++++ Text excerpt ++++

· Rumtoo Engineering Team · Buying Guides · 8 min read
Hot Air Dryer vs Centrifugal Dryer: Final Moisture Control in Plastic Recycling
A centrifugal dryer spins off free surface water mechanically; a hot air (thermal) dryer evaporates the residual moisture a spin dryer physically cannot reach. They are sequential stages, not competitors. This guide explains which moisture each one removes, the energy gap between them, and when a recycling line actually needs the thermal stage versus when centrifugal drying alone is enough.

“Hot air dryer vs centrifugal dryer” is the wrong way to frame the drying stage for most recycling lines. The two machines remove different water from the same flakes at different points in the line — a centrifugal dryer throws off bulk surface water mechanically, and a hot air (thermal) dryer evaporates the thin residual film that mechanical force can no longer reach. On almost every wet washing line they run in sequence, not as alternatives. The real question is not which one to buy — it is whether your moisture target needs the thermal stage at all.

++++ Given data ++++

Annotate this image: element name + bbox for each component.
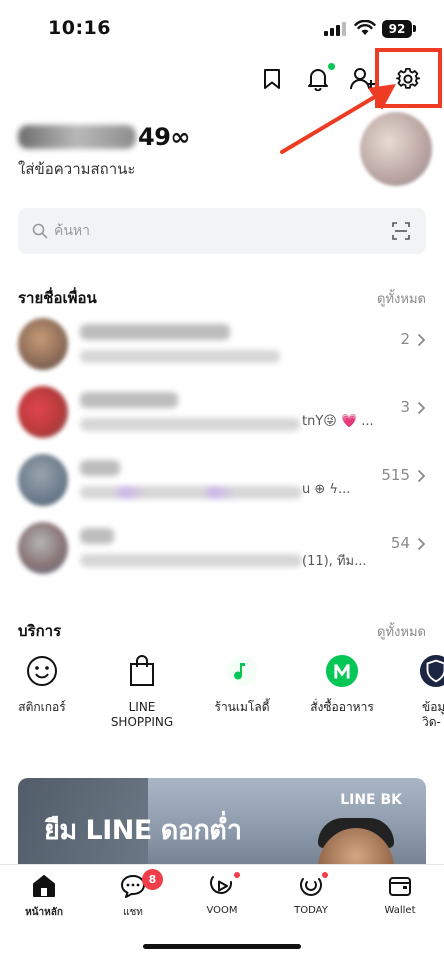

++++

To be done |
1 - Please rewrite the paragraph in the dryer guide that begins "A centrifugal dryer spins off free surface water" as a short bulleted list that keeps its main facts.
2 - Pick up the dryer guide after its final sentence and write the next part.

Responses by task |
1 -
- A centrifugal dryer mechanically spins off free surface water.
- A hot air (thermal) dryer evaporates the residual moisture a spin dryer cannot physically reach.
- The two are sequential stages, not competitors.
- The guide covers which moisture each removes, the energy gap between them, and when a recycling line needs the thermal stage versus when centrifugal drying alone is enough.

2 -
This guide explains what each dryer physically does, where each one hits its floor, the energy cost of pushing moisture lower, and how to decide by material and downstream process.
What a Centrifugal Dryer Does
A centrifugal dryer (also called a spin dryer or mechanical dewatering dryer) drives washed flakes up a vertical or horizontal rotor at high speed. Centrifugal force throws the water outward through a perforated screen while the flakes are conveyed up and out. It is purely mechanical — no heat, no evaporation.
That makes it fast, high-throughput, and cheap to run: a centrifugal dryer typically consumes on the order of 45–65 kWh per ton of material. It is the standard dewatering step after the wash tanks and friction washers on virtually every line.
But a centrifugal dryer can only remove water that mechanical force can fling off — free and surface water. It cannot remove the thin boundary film that clings to the flake surface by capillary action, and it cannot touch moisture absorbed into the polymer itself. So it has a floor:
- Rigid flake (HDPE, PP, PET): down to roughly 1–2 % residual moisture — usually sufficient for pelletizing.
- PP woven / raffia: roughly 8–12 %, because the fibrous structure traps water.
- Thin film (PE, LDPE): a centrifugal dryer struggles here — film mats into a “filter cake” that shields inner layers, leaving moisture around 10 %. Film lines generally use a mechanical squeezer/densifier for dewatering instead.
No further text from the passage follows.